EXCERPTED RECORDS:
--- START ---

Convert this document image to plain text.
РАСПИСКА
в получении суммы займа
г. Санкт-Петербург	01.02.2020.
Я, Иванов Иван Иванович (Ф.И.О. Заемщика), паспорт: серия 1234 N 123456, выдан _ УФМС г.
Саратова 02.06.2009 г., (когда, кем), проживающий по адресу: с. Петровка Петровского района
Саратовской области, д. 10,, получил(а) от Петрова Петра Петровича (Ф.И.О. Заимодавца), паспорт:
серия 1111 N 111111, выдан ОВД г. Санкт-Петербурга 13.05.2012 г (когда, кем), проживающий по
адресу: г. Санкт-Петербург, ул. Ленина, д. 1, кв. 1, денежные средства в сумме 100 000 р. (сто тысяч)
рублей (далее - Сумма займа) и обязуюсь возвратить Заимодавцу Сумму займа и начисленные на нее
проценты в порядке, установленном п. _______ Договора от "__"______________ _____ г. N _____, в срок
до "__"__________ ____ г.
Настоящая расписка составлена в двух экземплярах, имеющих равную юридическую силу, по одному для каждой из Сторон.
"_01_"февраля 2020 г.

--- END ---

WORK TO BE COMPLETED:
Report only the number of lines that hold the string "паспорт" in this listing.

ANSWER TO THE PROBLEM:
2